[Excerpts from a figure dataset]

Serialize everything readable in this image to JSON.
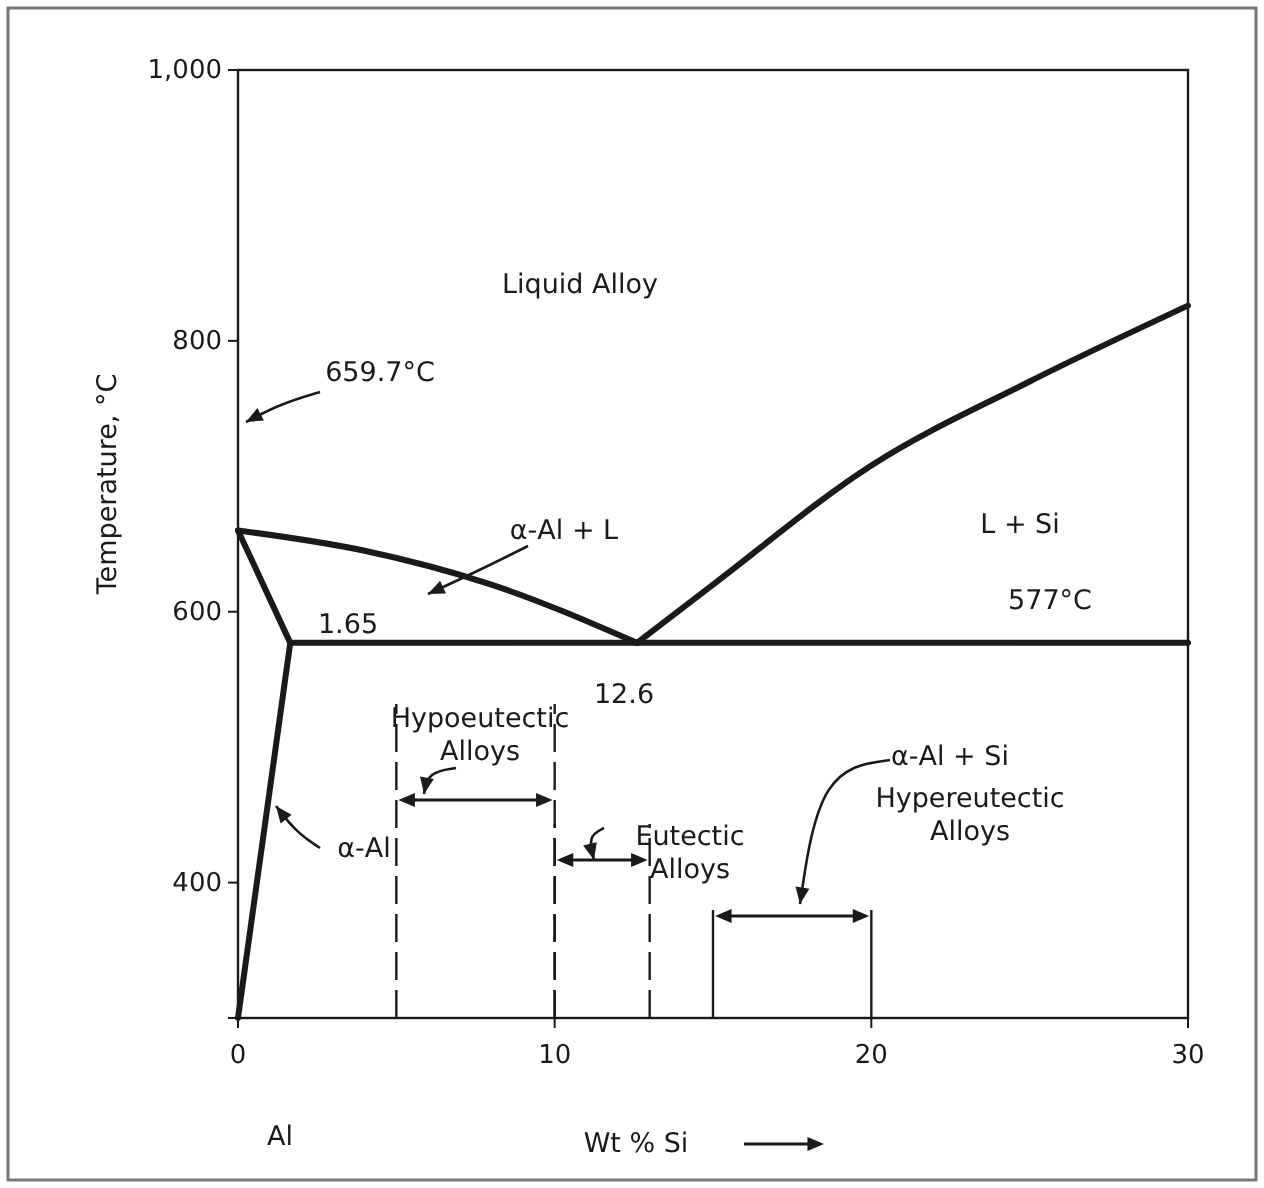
{
  "chart_data": {
    "type": "line",
    "xlabel": "Wt % Si",
    "ylabel": "Temperature, °C",
    "xlim": [
      0,
      30
    ],
    "ylim": [
      300,
      1000
    ],
    "xticks": [
      0,
      10,
      20,
      30
    ],
    "yticks": [
      400,
      600,
      800,
      {
        "value": 1000,
        "label": "1,000"
      }
    ],
    "grid": false,
    "marker": "none",
    "line_style": "solid",
    "series": [
      {
        "color": "#1a1a1a",
        "x": [
          0,
          4,
          8,
          12.6
        ],
        "values": [
          660,
          645,
          620,
          577
        ]
      },
      {
        "color": "#1a1a1a",
        "x": [
          12.6,
          15,
          20,
          25,
          30
        ],
        "values": [
          577,
          620,
          708,
          770,
          826
        ]
      },
      {
        "color": "#1a1a1a",
        "x": [
          1.65,
          30
        ],
        "values": [
          577,
          577
        ]
      },
      {
        "color": "#1a1a1a",
        "x": [
          0,
          1.65
        ],
        "values": [
          660,
          577
        ]
      },
      {
        "color": "#1a1a1a",
        "x": [
          0,
          1.65
        ],
        "values": [
          300,
          577
        ]
      }
    ],
    "annotations": [
      "Liquid Alloy",
      "L + Si",
      "α-Al + L",
      "α-Al + Si",
      "α-Al",
      "659.7°C",
      "1.65",
      "12.6",
      "577°C",
      "Hypoeutectic\nAlloys",
      "Eutectic\nAlloys",
      "Hypereutectic\nAlloys",
      "Al"
    ]
  }
}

AIM OF THE EXERCISE:
Reproduce the material in full, word for word, and omit the pictures.

ANSWER:
Serialize everything readable in this image to JSON.
{
  "chart_data": {
    "type": "line",
    "xlabel": "Wt % Si",
    "ylabel": "Temperature, °C",
    "xlim": [
      0,
      30
    ],
    "ylim": [
      300,
      1000
    ],
    "xticks": [
      0,
      10,
      20,
      30
    ],
    "yticks": [
      400,
      600,
      800,
      {
        "value": 1000,
        "label": "1,000"
      }
    ],
    "grid": false,
    "marker": "none",
    "line_style": "solid",
    "series": [
      {
        "color": "#1a1a1a",
        "x": [
          0,
          4,
          8,
          12.6
        ],
        "values": [
          660,
          645,
          620,
          577
        ]
      },
      {
        "color": "#1a1a1a",
        "x": [
          12.6,
          15,
          20,
          25,
          30
        ],
        "values": [
          577,
          620,
          708,
          770,
          826
        ]
      },
      {
        "color": "#1a1a1a",
        "x": [
          1.65,
          30
        ],
        "values": [
          577,
          577
        ]
      },
      {
        "color": "#1a1a1a",
        "x": [
          0,
          1.65
        ],
        "values": [
          660,
          577
        ]
      },
      {
        "color": "#1a1a1a",
        "x": [
          0,
          1.65
        ],
        "values": [
          300,
          577
        ]
      }
    ],
    "annotations": [
      "Liquid Alloy",
      "L + Si",
      "α-Al + L",
      "α-Al + Si",
      "α-Al",
      "659.7°C",
      "1.65",
      "12.6",
      "577°C",
      "Hypoeutectic\nAlloys",
      "Eutectic\nAlloys",
      "Hypereutectic\nAlloys",
      "Al"
    ]
  }
}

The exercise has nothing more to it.